-------- Input rows --------

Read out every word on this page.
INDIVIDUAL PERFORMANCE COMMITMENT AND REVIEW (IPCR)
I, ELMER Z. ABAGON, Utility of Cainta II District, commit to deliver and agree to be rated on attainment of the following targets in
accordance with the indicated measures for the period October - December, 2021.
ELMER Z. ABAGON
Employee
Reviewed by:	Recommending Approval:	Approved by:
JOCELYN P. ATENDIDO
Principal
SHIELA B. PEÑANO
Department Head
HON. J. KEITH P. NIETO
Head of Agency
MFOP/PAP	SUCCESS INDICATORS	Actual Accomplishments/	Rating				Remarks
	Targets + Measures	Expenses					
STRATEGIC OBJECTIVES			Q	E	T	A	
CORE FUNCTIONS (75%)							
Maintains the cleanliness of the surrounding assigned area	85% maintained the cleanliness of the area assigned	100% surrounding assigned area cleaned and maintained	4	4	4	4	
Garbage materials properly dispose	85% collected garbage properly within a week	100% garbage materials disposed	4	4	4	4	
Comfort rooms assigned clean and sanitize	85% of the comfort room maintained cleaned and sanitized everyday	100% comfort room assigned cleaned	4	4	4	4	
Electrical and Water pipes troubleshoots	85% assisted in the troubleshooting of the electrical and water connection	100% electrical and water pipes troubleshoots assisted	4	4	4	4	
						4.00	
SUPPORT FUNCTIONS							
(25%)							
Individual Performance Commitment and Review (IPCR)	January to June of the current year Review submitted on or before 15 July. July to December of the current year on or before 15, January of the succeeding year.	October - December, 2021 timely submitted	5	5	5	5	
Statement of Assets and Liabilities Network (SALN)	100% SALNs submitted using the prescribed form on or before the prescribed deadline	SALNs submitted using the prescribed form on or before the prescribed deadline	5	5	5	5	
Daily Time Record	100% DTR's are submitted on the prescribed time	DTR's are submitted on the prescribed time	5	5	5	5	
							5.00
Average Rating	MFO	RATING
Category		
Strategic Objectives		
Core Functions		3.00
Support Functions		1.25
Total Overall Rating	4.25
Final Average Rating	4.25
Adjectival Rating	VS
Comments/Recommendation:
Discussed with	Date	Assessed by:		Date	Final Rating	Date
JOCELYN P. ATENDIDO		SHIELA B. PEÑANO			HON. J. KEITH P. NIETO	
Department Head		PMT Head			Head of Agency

--------
-------- Input rows --------

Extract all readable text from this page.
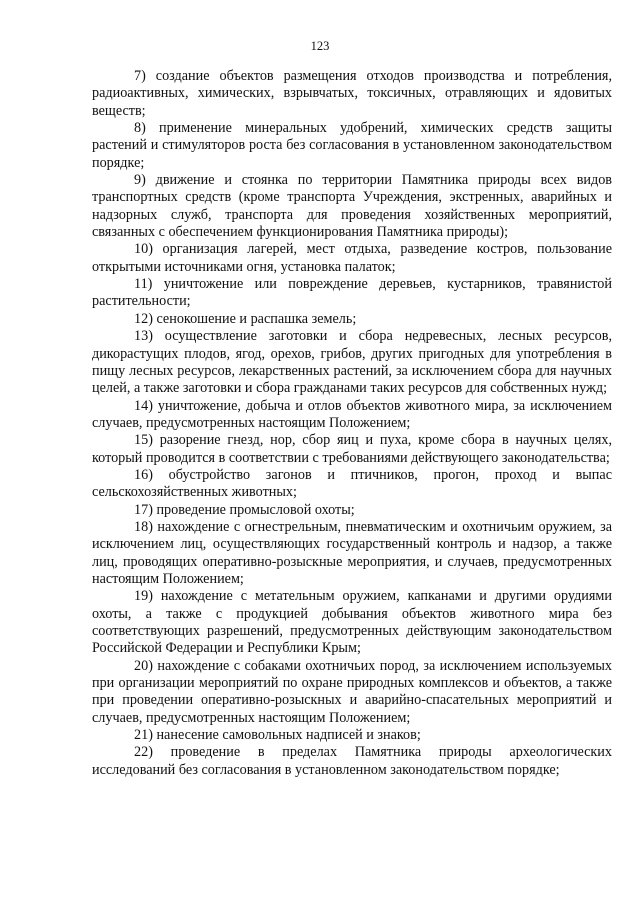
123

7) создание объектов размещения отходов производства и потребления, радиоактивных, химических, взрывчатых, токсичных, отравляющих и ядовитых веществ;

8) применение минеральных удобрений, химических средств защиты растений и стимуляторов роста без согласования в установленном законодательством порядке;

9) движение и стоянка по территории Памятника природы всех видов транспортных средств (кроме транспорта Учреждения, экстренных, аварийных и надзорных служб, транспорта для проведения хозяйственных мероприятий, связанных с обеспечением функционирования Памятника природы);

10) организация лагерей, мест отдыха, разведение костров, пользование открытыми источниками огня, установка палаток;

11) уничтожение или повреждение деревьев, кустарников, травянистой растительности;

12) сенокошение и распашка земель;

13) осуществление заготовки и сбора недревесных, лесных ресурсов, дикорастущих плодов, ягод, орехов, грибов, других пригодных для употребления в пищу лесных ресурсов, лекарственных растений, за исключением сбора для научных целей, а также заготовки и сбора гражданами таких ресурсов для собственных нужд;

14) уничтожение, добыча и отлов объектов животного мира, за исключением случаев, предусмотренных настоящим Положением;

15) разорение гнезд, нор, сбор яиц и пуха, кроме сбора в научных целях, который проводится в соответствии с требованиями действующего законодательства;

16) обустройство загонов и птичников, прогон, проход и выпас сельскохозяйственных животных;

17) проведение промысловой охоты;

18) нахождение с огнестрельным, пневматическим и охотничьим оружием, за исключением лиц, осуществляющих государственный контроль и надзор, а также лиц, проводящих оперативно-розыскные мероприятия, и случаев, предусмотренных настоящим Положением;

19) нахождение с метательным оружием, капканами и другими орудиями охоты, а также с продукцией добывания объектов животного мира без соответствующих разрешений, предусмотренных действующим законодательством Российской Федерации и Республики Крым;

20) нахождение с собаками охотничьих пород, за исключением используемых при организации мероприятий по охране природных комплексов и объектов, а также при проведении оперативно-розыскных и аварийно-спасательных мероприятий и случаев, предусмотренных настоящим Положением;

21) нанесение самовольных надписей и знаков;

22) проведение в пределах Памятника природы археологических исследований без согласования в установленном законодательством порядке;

--------

◆ **Requirements**
Each line in the listing above that contains "submitted" should be copied.

◆ **Response**
Individual Performance Commitment and Review (IPCR)	January to June of the current year Review submitted on or before 15 July. July to December of the current year on or before 15, January of the succeeding year.	October - December, 2021 timely submitted	5	5	5	5	
Statement of Assets and Liabilities Network (SALN)	100% SALNs submitted using the prescribed form on or before the prescribed deadline	SALNs submitted using the prescribed form on or before the prescribed deadline	5	5	5	5	
Daily Time Record	100% DTR's are submitted on the prescribed time	DTR's are submitted on the prescribed time	5	5	5	5	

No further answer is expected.